## [Records for the task]
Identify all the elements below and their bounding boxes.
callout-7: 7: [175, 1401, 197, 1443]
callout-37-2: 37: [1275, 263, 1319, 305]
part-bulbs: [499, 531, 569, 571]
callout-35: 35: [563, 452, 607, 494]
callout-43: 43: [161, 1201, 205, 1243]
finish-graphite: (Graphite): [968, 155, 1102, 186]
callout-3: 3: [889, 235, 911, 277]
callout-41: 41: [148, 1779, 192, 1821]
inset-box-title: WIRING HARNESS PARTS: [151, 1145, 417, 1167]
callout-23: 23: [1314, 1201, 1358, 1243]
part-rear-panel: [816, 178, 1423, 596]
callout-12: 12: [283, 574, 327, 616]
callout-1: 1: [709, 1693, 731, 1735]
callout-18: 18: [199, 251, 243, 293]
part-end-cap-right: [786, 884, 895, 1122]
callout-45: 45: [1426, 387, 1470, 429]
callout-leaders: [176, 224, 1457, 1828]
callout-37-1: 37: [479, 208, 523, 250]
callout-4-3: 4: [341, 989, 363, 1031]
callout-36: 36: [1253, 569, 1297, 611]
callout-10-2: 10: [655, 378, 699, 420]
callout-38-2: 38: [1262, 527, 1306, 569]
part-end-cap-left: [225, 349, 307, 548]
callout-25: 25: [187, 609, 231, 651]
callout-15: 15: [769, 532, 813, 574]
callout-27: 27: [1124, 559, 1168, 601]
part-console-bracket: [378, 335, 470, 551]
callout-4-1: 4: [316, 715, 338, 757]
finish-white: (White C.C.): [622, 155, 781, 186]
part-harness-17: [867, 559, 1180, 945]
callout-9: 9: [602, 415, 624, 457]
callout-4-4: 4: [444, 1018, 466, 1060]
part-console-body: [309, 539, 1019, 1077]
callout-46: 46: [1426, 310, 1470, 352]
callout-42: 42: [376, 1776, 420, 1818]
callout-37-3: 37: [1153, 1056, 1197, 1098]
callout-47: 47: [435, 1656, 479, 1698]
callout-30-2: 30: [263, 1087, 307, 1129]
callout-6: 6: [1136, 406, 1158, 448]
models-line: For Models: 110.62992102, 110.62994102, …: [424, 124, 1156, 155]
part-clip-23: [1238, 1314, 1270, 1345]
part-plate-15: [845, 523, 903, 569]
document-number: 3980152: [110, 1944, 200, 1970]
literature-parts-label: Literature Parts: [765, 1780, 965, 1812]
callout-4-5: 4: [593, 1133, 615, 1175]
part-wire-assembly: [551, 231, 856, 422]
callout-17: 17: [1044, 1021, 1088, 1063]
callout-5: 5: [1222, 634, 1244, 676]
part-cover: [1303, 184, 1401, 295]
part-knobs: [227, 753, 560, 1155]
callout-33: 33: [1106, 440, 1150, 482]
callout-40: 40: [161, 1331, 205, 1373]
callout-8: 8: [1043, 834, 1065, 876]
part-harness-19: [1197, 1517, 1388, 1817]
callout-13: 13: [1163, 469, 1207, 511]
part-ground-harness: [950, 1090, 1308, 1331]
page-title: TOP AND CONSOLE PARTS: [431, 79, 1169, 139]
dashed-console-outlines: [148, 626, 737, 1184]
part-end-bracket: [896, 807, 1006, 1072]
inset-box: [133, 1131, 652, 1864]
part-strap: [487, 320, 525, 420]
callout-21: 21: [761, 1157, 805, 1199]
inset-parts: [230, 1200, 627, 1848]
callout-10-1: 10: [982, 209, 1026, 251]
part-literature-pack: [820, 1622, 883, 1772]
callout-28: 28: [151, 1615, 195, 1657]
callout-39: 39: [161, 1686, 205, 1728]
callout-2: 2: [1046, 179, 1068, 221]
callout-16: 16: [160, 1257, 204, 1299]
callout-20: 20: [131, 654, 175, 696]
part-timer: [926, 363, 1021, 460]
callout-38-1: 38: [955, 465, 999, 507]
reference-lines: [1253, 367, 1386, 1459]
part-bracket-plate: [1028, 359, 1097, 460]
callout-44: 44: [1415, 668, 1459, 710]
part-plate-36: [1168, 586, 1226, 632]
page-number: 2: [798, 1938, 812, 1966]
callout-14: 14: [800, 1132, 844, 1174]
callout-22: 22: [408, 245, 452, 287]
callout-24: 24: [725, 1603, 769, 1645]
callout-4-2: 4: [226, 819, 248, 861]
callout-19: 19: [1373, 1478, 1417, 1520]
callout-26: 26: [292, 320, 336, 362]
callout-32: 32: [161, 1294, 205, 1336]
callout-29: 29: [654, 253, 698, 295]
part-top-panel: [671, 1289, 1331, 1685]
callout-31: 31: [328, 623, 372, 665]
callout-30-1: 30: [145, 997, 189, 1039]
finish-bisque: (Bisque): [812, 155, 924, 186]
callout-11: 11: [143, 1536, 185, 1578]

## [Stated task]
Can you convert the entries above into a numbered list, starting with their very first line and stopping after the line that contains "part-console-body: [309, 539, 1019, 1077]", with any blank lines left out?

## [Answer to the exercise]
1. Identify all the elements below and their bounding boxes.
2. callout-7: 7: [175, 1401, 197, 1443]
3. callout-37-2: 37: [1275, 263, 1319, 305]
4. part-bulbs: [499, 531, 569, 571]
5. callout-35: 35: [563, 452, 607, 494]
6. callout-43: 43: [161, 1201, 205, 1243]
7. finish-graphite: (Graphite): [968, 155, 1102, 186]
8. callout-3: 3: [889, 235, 911, 277]
9. callout-41: 41: [148, 1779, 192, 1821]
10. inset-box-title: WIRING HARNESS PARTS: [151, 1145, 417, 1167]
11. callout-23: 23: [1314, 1201, 1358, 1243]
12. part-rear-panel: [816, 178, 1423, 596]
13. callout-12: 12: [283, 574, 327, 616]
14. callout-1: 1: [709, 1693, 731, 1735]
15. callout-18: 18: [199, 251, 243, 293]
16. part-end-cap-right: [786, 884, 895, 1122]
17. callout-45: 45: [1426, 387, 1470, 429]
18. callout-leaders: [176, 224, 1457, 1828]
19. callout-37-1: 37: [479, 208, 523, 250]
20. callout-4-3: 4: [341, 989, 363, 1031]
21. callout-36: 36: [1253, 569, 1297, 611]
22. callout-10-2: 10: [655, 378, 699, 420]
23. callout-38-2: 38: [1262, 527, 1306, 569]
24. part-end-cap-left: [225, 349, 307, 548]
25. callout-25: 25: [187, 609, 231, 651]
26. callout-15: 15: [769, 532, 813, 574]
27. callout-27: 27: [1124, 559, 1168, 601]
28. part-console-bracket: [378, 335, 470, 551]
29. callout-4-1: 4: [316, 715, 338, 757]
30. finish-white: (White C.C.): [622, 155, 781, 186]
31. part-harness-17: [867, 559, 1180, 945]
32. callout-9: 9: [602, 415, 624, 457]
33. callout-4-4: 4: [444, 1018, 466, 1060]
34. part-console-body: [309, 539, 1019, 1077]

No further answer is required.